Task to carry out:
Locate every line in the listing below that contains the string "female", and copy each of those lines.

Provided records:

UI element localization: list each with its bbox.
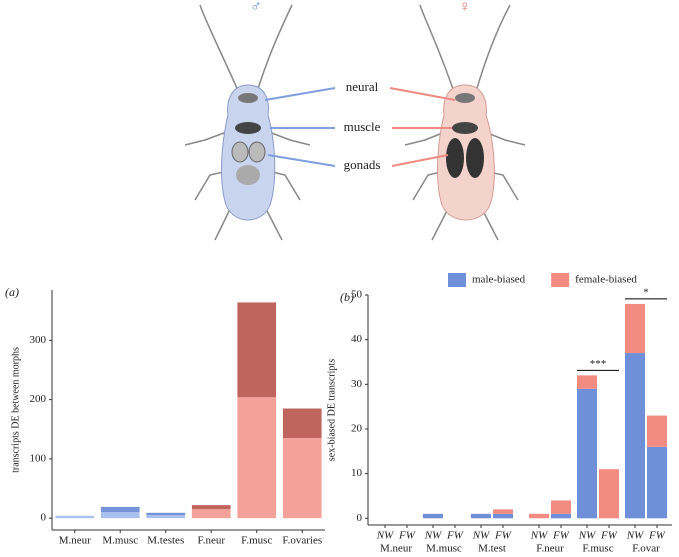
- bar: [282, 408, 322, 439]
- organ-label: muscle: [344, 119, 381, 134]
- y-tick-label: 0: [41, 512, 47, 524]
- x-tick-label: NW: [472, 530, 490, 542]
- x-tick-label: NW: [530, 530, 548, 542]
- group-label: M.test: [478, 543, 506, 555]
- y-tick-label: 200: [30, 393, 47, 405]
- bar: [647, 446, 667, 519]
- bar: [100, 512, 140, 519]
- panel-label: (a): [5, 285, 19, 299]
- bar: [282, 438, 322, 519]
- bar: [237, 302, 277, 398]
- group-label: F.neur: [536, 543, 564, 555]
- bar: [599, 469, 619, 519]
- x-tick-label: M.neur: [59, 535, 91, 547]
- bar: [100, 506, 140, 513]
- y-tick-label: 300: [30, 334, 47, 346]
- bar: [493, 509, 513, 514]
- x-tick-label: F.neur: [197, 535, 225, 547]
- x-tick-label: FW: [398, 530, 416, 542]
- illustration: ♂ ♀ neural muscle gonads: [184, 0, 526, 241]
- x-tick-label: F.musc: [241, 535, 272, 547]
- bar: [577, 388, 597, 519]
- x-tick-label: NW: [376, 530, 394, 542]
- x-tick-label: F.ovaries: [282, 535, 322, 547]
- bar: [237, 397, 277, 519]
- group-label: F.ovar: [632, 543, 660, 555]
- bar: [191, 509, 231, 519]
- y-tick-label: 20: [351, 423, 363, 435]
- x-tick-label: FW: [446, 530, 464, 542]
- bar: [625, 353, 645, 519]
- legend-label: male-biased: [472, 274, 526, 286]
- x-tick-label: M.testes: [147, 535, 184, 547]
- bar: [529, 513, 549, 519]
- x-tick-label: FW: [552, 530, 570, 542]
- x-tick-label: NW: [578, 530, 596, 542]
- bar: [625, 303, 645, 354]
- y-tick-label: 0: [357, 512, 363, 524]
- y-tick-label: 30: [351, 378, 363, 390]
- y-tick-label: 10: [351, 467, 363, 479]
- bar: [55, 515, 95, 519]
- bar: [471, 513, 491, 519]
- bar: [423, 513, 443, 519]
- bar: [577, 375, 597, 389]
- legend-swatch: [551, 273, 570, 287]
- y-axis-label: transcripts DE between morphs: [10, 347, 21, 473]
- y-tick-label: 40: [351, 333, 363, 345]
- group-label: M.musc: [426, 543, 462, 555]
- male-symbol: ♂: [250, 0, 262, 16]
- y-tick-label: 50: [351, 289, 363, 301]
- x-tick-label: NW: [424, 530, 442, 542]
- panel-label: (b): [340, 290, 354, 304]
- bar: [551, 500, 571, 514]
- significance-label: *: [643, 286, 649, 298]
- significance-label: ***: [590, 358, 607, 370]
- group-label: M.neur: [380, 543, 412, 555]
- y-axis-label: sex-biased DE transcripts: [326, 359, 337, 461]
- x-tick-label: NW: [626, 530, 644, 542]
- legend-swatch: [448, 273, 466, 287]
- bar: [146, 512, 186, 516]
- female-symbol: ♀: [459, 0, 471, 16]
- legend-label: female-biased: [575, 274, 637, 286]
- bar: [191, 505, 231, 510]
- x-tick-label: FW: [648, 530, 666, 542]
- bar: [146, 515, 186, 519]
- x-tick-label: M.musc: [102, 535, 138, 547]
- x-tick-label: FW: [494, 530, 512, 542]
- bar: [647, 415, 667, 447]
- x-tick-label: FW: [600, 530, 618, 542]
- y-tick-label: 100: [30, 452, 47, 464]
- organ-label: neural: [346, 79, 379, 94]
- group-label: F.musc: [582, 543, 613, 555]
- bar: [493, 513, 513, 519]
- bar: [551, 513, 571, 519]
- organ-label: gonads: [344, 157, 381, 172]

==

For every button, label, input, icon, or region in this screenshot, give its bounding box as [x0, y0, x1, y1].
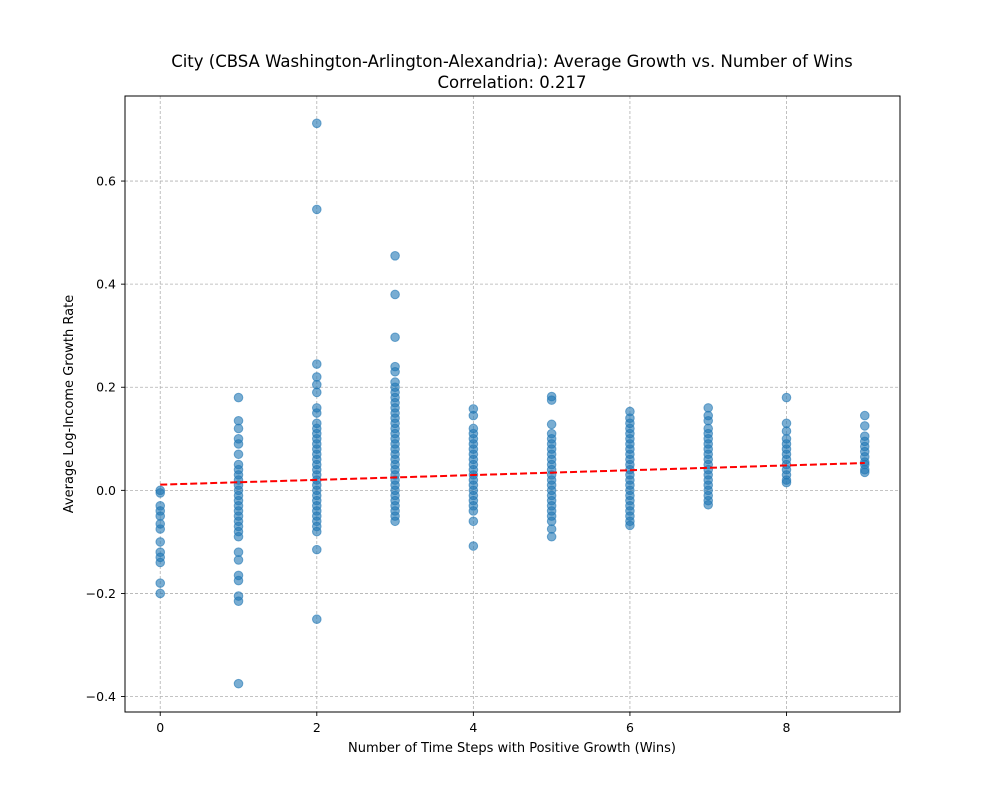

Written answer:
- female-symbol: ♀: [459, 0, 471, 16]
- legend-label: female-biased: [575, 274, 637, 286]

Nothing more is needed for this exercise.